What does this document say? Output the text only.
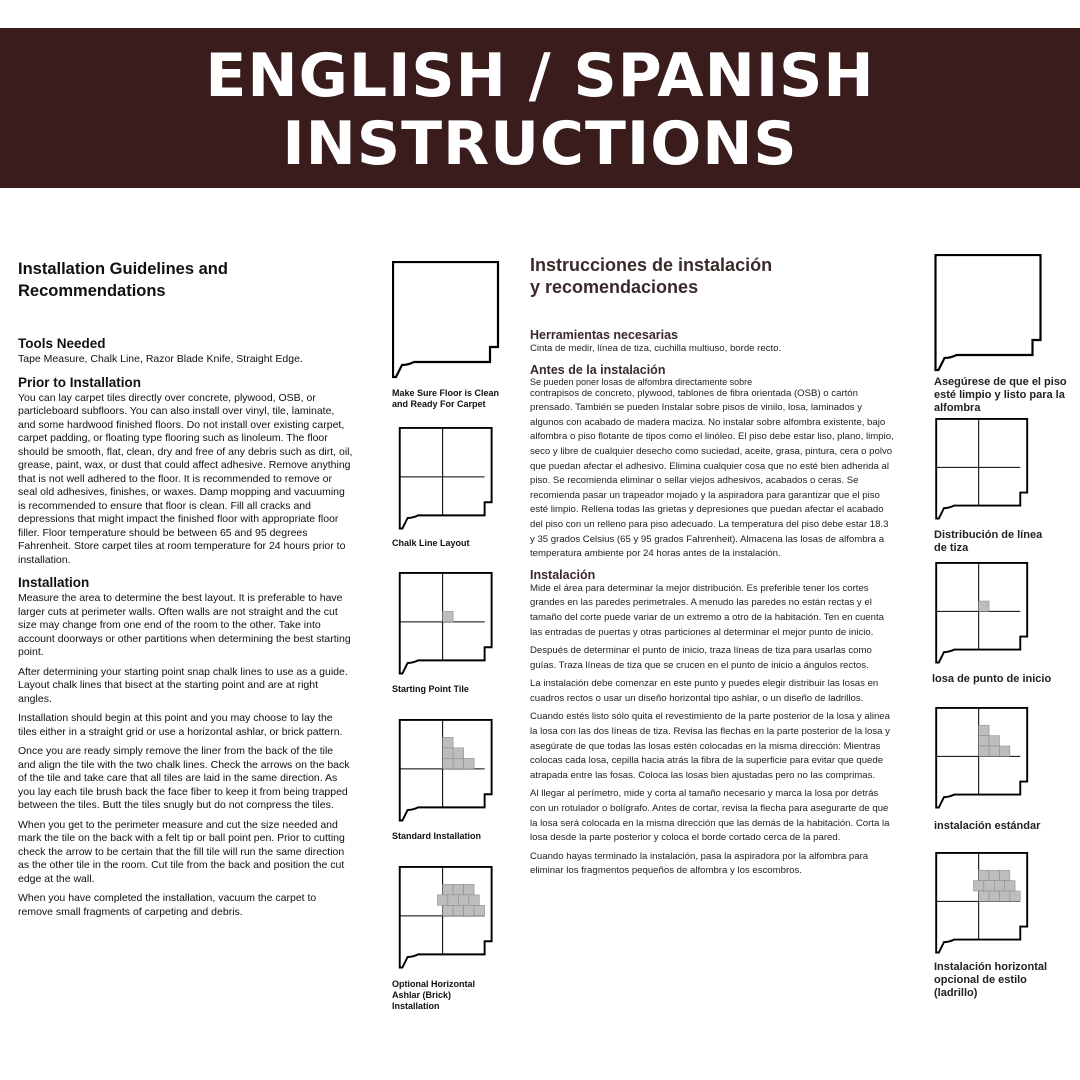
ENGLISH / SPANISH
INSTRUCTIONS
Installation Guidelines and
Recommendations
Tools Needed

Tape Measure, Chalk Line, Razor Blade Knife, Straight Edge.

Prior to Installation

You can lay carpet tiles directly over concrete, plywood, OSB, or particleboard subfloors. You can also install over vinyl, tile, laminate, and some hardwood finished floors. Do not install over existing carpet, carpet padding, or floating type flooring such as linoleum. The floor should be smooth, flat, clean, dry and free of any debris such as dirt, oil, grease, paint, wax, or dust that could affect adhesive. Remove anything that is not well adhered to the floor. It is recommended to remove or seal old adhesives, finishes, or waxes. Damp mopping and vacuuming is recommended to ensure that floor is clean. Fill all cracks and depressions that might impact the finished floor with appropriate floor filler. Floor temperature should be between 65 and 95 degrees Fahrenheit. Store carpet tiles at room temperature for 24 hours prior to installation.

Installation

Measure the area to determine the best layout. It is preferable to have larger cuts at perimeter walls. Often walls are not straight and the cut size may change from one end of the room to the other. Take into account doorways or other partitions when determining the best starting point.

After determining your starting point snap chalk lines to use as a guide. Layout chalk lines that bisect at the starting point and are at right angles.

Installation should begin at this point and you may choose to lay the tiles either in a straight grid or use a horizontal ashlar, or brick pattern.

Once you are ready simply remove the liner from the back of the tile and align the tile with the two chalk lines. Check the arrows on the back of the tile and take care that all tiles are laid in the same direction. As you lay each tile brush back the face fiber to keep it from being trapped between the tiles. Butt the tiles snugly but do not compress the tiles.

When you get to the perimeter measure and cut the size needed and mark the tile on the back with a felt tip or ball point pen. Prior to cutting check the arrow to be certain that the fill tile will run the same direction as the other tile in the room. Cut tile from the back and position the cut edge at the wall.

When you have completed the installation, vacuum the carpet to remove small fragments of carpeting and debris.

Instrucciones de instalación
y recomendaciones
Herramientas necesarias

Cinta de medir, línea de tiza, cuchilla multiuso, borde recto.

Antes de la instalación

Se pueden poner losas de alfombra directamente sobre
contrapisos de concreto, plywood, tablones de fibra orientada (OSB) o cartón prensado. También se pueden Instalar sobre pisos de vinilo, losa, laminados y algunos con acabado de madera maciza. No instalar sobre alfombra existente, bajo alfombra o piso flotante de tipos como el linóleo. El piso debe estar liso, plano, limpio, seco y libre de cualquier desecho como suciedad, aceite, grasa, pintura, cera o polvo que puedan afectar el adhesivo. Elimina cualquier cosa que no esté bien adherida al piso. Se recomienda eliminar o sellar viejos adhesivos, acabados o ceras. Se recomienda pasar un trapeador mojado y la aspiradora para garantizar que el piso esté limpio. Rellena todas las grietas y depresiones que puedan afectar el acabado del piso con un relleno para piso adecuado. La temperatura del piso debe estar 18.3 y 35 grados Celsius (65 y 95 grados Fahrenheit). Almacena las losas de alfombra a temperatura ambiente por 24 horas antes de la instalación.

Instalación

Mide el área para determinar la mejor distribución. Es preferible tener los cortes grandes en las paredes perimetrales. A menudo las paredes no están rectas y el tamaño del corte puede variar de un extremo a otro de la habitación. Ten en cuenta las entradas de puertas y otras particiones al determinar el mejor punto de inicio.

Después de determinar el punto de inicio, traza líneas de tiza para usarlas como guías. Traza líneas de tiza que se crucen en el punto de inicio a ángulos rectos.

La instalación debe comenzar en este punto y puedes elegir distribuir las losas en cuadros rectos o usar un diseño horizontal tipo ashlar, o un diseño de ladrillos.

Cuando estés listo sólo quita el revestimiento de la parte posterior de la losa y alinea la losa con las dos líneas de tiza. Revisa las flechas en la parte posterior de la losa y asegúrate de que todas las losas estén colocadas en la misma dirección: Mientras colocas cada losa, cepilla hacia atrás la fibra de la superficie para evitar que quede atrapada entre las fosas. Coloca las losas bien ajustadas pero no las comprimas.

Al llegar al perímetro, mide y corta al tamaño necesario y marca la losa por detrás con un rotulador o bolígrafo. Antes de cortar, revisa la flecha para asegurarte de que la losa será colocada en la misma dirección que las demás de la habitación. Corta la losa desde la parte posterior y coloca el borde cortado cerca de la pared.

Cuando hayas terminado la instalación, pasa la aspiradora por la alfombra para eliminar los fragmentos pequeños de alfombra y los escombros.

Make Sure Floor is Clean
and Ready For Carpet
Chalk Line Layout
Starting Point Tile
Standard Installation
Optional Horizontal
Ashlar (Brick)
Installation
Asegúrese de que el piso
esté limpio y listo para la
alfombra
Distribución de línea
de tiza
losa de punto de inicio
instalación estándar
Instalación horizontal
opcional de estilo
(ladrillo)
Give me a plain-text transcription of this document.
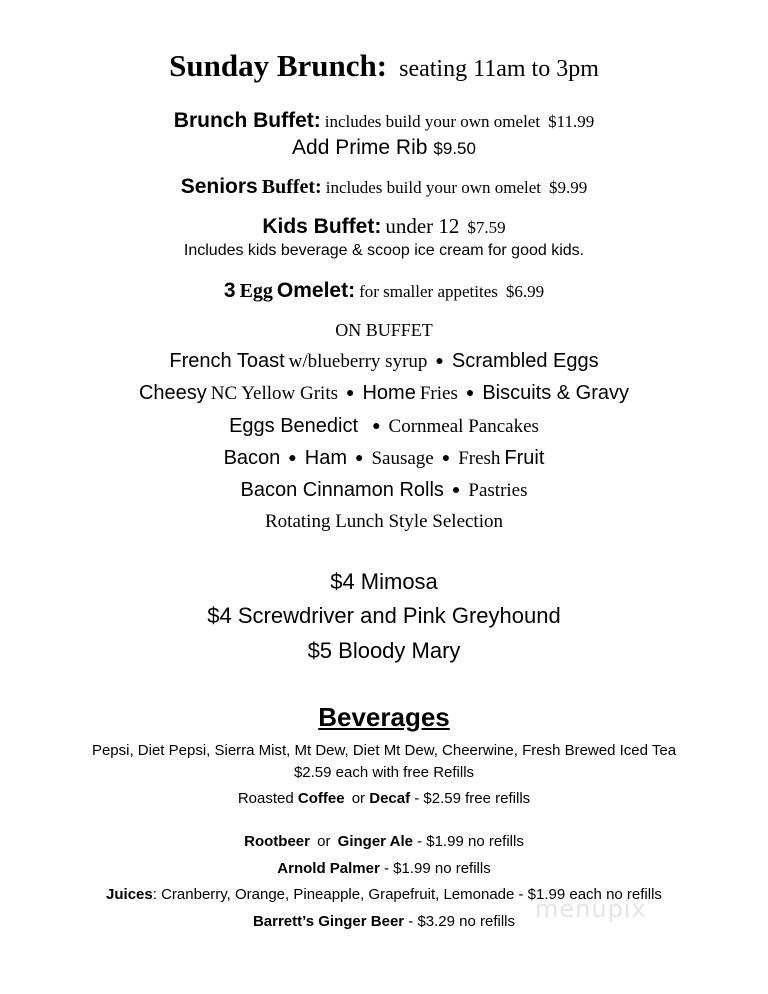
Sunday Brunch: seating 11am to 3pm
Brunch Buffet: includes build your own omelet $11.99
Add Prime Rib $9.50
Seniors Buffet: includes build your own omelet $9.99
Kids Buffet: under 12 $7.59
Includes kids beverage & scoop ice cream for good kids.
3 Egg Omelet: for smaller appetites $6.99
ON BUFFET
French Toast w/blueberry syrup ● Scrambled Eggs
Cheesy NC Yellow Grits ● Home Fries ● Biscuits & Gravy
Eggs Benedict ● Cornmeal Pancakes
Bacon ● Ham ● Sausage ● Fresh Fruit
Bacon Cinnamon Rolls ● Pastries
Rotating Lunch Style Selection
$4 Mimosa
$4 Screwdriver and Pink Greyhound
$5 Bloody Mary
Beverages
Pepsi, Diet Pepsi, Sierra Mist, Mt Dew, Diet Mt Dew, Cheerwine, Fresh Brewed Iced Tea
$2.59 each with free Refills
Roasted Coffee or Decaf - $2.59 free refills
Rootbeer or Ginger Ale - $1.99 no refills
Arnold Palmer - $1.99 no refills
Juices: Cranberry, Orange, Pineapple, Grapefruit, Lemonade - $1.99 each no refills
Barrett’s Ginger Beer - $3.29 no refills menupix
--
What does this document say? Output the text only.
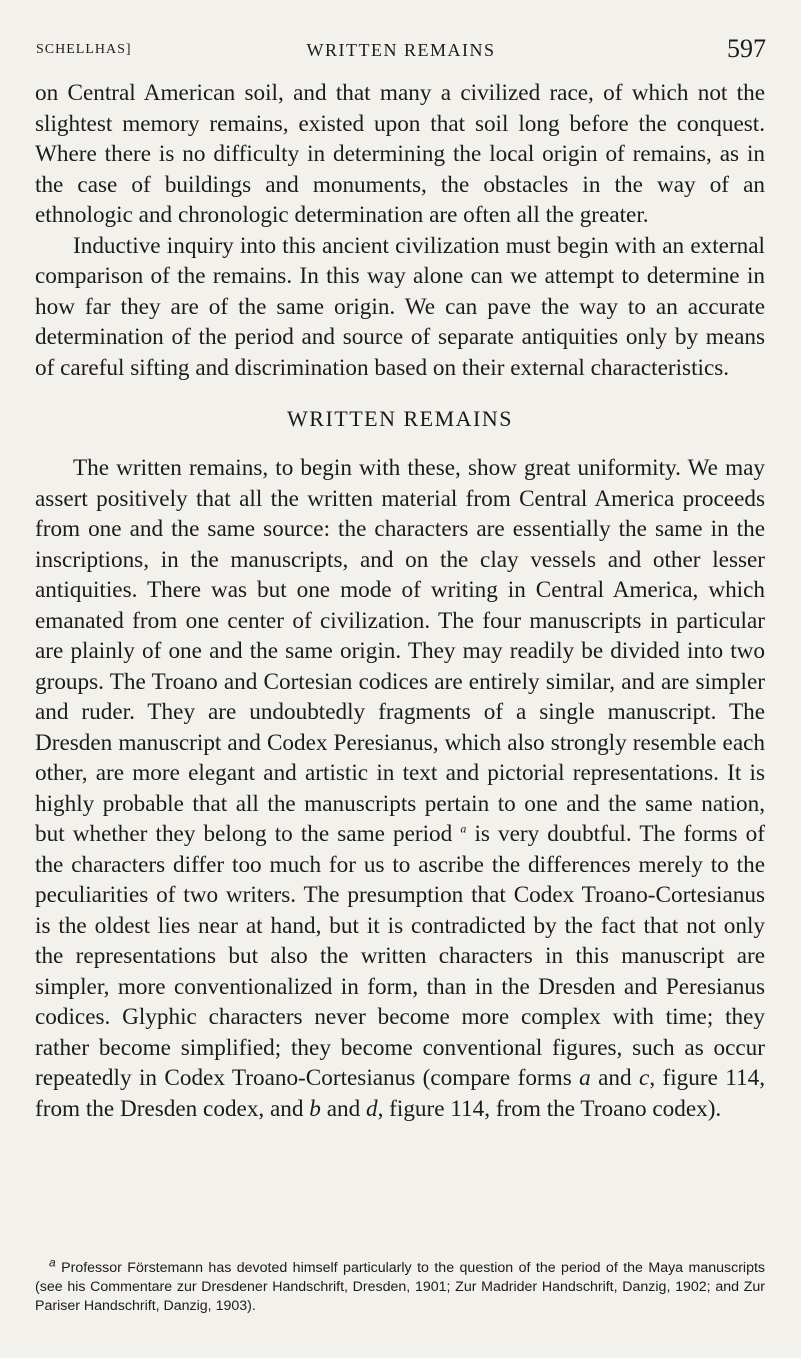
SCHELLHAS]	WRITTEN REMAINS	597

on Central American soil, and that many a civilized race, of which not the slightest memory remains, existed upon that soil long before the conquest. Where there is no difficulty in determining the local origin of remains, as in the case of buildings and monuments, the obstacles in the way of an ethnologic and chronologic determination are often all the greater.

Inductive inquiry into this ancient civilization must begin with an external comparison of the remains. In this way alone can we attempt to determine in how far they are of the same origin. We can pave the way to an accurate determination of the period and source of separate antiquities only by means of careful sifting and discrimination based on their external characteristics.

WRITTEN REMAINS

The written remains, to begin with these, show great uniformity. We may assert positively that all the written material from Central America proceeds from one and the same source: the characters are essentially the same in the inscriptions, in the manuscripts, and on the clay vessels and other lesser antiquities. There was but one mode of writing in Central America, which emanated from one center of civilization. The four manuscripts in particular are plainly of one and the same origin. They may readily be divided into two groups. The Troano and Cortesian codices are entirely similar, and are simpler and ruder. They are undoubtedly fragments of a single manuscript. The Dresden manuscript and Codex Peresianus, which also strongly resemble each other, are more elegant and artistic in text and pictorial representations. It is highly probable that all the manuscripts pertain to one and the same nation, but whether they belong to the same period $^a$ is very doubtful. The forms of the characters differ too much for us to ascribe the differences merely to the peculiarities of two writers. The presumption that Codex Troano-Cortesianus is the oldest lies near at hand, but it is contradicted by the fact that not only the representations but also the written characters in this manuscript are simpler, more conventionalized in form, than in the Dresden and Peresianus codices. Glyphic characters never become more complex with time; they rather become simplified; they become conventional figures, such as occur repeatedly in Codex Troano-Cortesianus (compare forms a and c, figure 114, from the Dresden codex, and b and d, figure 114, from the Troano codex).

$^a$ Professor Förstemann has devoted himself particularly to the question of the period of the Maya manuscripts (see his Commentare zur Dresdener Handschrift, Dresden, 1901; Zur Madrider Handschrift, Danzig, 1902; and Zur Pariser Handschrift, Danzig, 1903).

### TASK DESCRIPTION
Each line in the material either holds the string "back" or does not. State how many do, and nothing else.

### TASK OUTPUT
2